#### [Task description]
Without the pictures, return each record as it appears.

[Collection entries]

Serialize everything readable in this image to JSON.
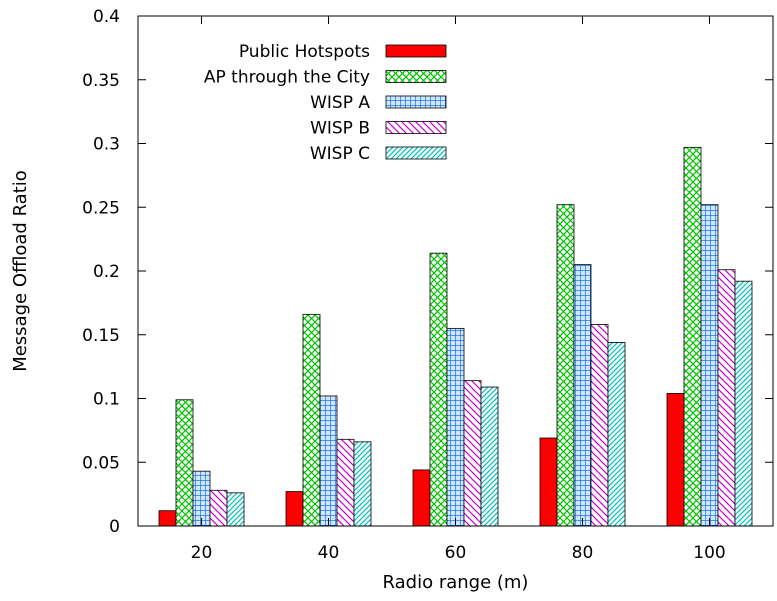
{
  "chart_data": {
    "type": "bar",
    "title": "",
    "xlabel": "Radio range (m)",
    "ylabel": "Message Offload Ratio",
    "ylim": [
      0,
      0.4
    ],
    "y_ticks": [
      "0",
      "0.05",
      "0.1",
      "0.15",
      "0.2",
      "0.25",
      "0.3",
      "0.35",
      "0.4"
    ],
    "categories": [
      "20",
      "40",
      "60",
      "80",
      "100"
    ],
    "legend_position": "top-left",
    "grid": false,
    "series": [
      {
        "name": "Public Hotspots",
        "color": "#ff0000",
        "pattern": "solid",
        "values": [
          0.012,
          0.027,
          0.044,
          0.069,
          0.104
        ]
      },
      {
        "name": "AP through the City",
        "color": "#00c000",
        "pattern": "crosshatch",
        "values": [
          0.099,
          0.166,
          0.214,
          0.252,
          0.297
        ]
      },
      {
        "name": "WISP A",
        "color": "#0080ff",
        "pattern": "grid",
        "values": [
          0.043,
          0.102,
          0.155,
          0.205,
          0.252
        ]
      },
      {
        "name": "WISP B",
        "color": "#cc00cc",
        "pattern": "back-diagonal",
        "values": [
          0.028,
          0.068,
          0.114,
          0.158,
          0.201
        ]
      },
      {
        "name": "WISP C",
        "color": "#00c0c0",
        "pattern": "diagonal",
        "values": [
          0.026,
          0.066,
          0.109,
          0.144,
          0.192
        ]
      }
    ]
  }
}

#### [Result of the task]
Serialize everything readable in this image to JSON.
{
  "chart_data": {
    "type": "bar",
    "title": "",
    "xlabel": "Radio range (m)",
    "ylabel": "Message Offload Ratio",
    "ylim": [
      0,
      0.4
    ],
    "y_ticks": [
      "0",
      "0.05",
      "0.1",
      "0.15",
      "0.2",
      "0.25",
      "0.3",
      "0.35",
      "0.4"
    ],
    "categories": [
      "20",
      "40",
      "60",
      "80",
      "100"
    ],
    "legend_position": "top-left",
    "grid": false,
    "series": [
      {
        "name": "Public Hotspots",
        "color": "#ff0000",
        "pattern": "solid",
        "values": [
          0.012,
          0.027,
          0.044,
          0.069,
          0.104
        ]
      },
      {
        "name": "AP through the City",
        "color": "#00c000",
        "pattern": "crosshatch",
        "values": [
          0.099,
          0.166,
          0.214,
          0.252,
          0.297
        ]
      },
      {
        "name": "WISP A",
        "color": "#0080ff",
        "pattern": "grid",
        "values": [
          0.043,
          0.102,
          0.155,
          0.205,
          0.252
        ]
      },
      {
        "name": "WISP B",
        "color": "#cc00cc",
        "pattern": "back-diagonal",
        "values": [
          0.028,
          0.068,
          0.114,
          0.158,
          0.201
        ]
      },
      {
        "name": "WISP C",
        "color": "#00c0c0",
        "pattern": "diagonal",
        "values": [
          0.026,
          0.066,
          0.109,
          0.144,
          0.192
        ]
      }
    ]
  }
}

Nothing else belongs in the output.